▼▼▼

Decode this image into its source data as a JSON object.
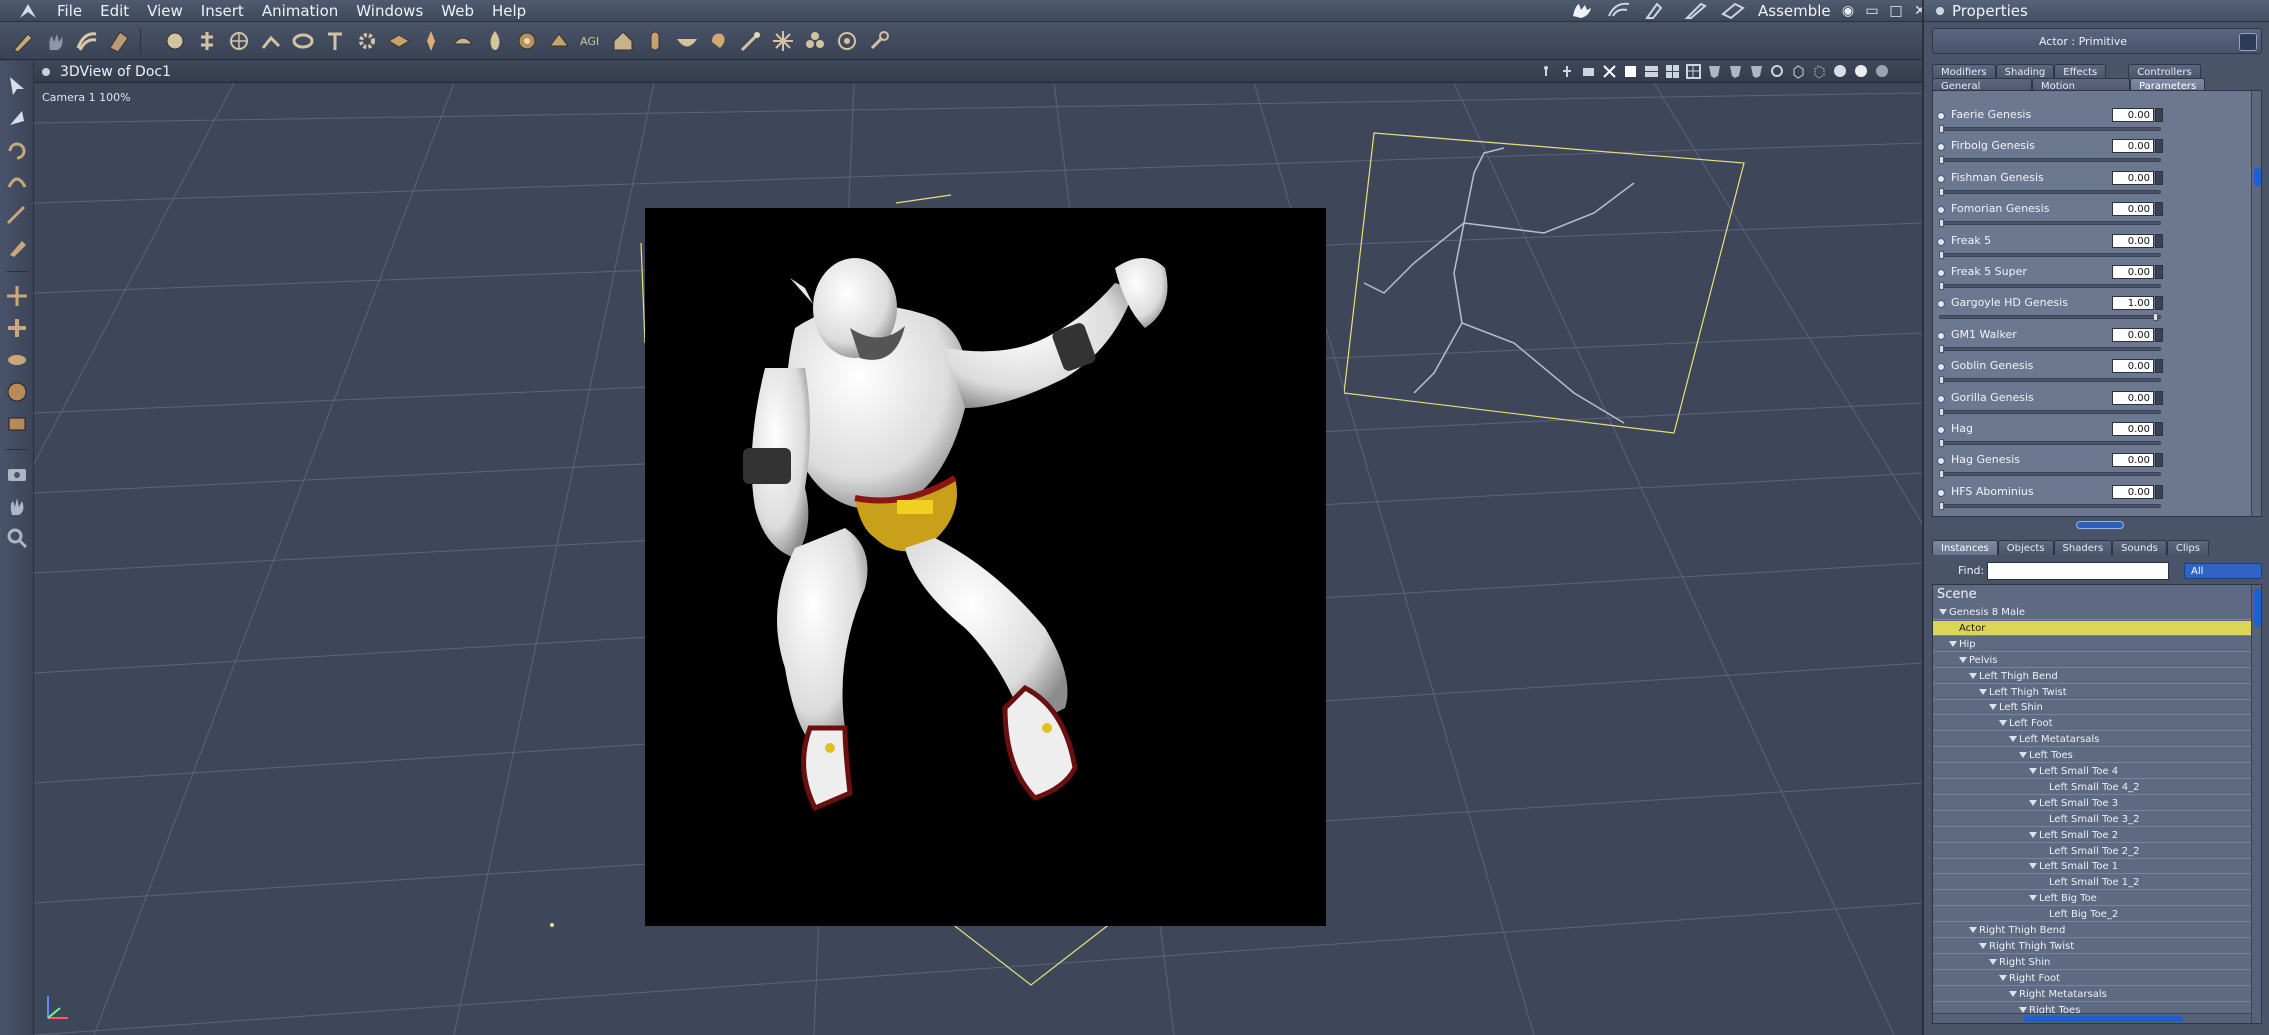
{
  "menubar": {
    "items": [
      "File",
      "Edit",
      "View",
      "Insert",
      "Animation",
      "Windows",
      "Web",
      "Help"
    ],
    "room": "Assemble",
    "window_controls": [
      "◉",
      "▭",
      "□",
      "✕"
    ]
  },
  "viewport": {
    "title": "3DView of Doc1",
    "camera_label": "Camera 1 100%"
  },
  "properties": {
    "title": "Properties",
    "actor": "Actor : Primitive",
    "tabs_top": [
      "Modifiers",
      "Shading",
      "Effects",
      "Controllers"
    ],
    "tabs_bottom": [
      "General",
      "Motion",
      "Parameters"
    ],
    "active_tab": "Parameters",
    "parameters": [
      {
        "name": "Faerie Genesis",
        "value": "0.00",
        "knob": 0.0
      },
      {
        "name": "Firbolg Genesis",
        "value": "0.00",
        "knob": 0.0
      },
      {
        "name": "Fishman Genesis",
        "value": "0.00",
        "knob": 0.0
      },
      {
        "name": "Fomorian Genesis",
        "value": "0.00",
        "knob": 0.0
      },
      {
        "name": "Freak 5",
        "value": "0.00",
        "knob": 0.0
      },
      {
        "name": "Freak 5 Super",
        "value": "0.00",
        "knob": 0.0
      },
      {
        "name": "Gargoyle HD Genesis",
        "value": "1.00",
        "knob": 1.0
      },
      {
        "name": "GM1 Walker",
        "value": "0.00",
        "knob": 0.0
      },
      {
        "name": "Goblin Genesis",
        "value": "0.00",
        "knob": 0.0
      },
      {
        "name": "Gorilla Genesis",
        "value": "0.00",
        "knob": 0.0
      },
      {
        "name": "Hag",
        "value": "0.00",
        "knob": 0.0
      },
      {
        "name": "Hag Genesis",
        "value": "0.00",
        "knob": 0.0
      },
      {
        "name": "HFS Abominius",
        "value": "0.00",
        "knob": 0.0
      }
    ]
  },
  "scene_panel": {
    "tabs": [
      "Instances",
      "Objects",
      "Shaders",
      "Sounds",
      "Clips"
    ],
    "active_tab": "Instances",
    "find_label": "Find:",
    "find_value": "",
    "filter_value": "All",
    "scene_label": "Scene",
    "tree": [
      {
        "label": "Genesis 8 Male",
        "depth": 0,
        "arrow": true
      },
      {
        "label": "Actor",
        "depth": 1,
        "arrow": false,
        "selected": true
      },
      {
        "label": "Hip",
        "depth": 1,
        "arrow": true
      },
      {
        "label": "Pelvis",
        "depth": 2,
        "arrow": true
      },
      {
        "label": "Left Thigh Bend",
        "depth": 3,
        "arrow": true
      },
      {
        "label": "Left Thigh Twist",
        "depth": 4,
        "arrow": true
      },
      {
        "label": "Left Shin",
        "depth": 5,
        "arrow": true
      },
      {
        "label": "Left Foot",
        "depth": 6,
        "arrow": true
      },
      {
        "label": "Left Metatarsals",
        "depth": 7,
        "arrow": true
      },
      {
        "label": "Left Toes",
        "depth": 8,
        "arrow": true
      },
      {
        "label": "Left Small Toe 4",
        "depth": 9,
        "arrow": true
      },
      {
        "label": "Left Small Toe 4_2",
        "depth": 10,
        "arrow": false
      },
      {
        "label": "Left Small Toe 3",
        "depth": 9,
        "arrow": true
      },
      {
        "label": "Left Small Toe 3_2",
        "depth": 10,
        "arrow": false
      },
      {
        "label": "Left Small Toe 2",
        "depth": 9,
        "arrow": true
      },
      {
        "label": "Left Small Toe 2_2",
        "depth": 10,
        "arrow": false
      },
      {
        "label": "Left Small Toe 1",
        "depth": 9,
        "arrow": true
      },
      {
        "label": "Left Small Toe 1_2",
        "depth": 10,
        "arrow": false
      },
      {
        "label": "Left Big Toe",
        "depth": 9,
        "arrow": true
      },
      {
        "label": "Left Big Toe_2",
        "depth": 10,
        "arrow": false
      },
      {
        "label": "Right Thigh Bend",
        "depth": 3,
        "arrow": true
      },
      {
        "label": "Right Thigh Twist",
        "depth": 4,
        "arrow": true
      },
      {
        "label": "Right Shin",
        "depth": 5,
        "arrow": true
      },
      {
        "label": "Right Foot",
        "depth": 6,
        "arrow": true
      },
      {
        "label": "Right Metatarsals",
        "depth": 7,
        "arrow": true
      },
      {
        "label": "Right Toes",
        "depth": 8,
        "arrow": true
      }
    ]
  },
  "toolbar": {
    "tools": [
      "pencil-icon",
      "hand-icon",
      "hair-icon",
      "cloth-icon",
      "sphere-icon",
      "hierarchy-icon",
      "globe-icon",
      "bones-icon",
      "ring-icon",
      "text-icon",
      "gear-icon",
      "layer-icon",
      "light-icon",
      "camera-icon",
      "flame-icon",
      "prop-icon",
      "agi-icon",
      "house-icon",
      "tube-icon",
      "bowl-icon",
      "bulb-icon",
      "wand-icon",
      "spark-icon",
      "group-icon",
      "target-icon",
      "pin-icon"
    ],
    "agi_label": "AGI"
  },
  "colors": {
    "accent_blue": "#2f63c4",
    "selected_row": "#dcd657",
    "grid": "#5a6478",
    "guide_yellow": "#e8e07a"
  }
}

▲▲▲

● PROMPT: Go through the entries line by line and count those with "Bend". Give only the count.

● RESULT: 2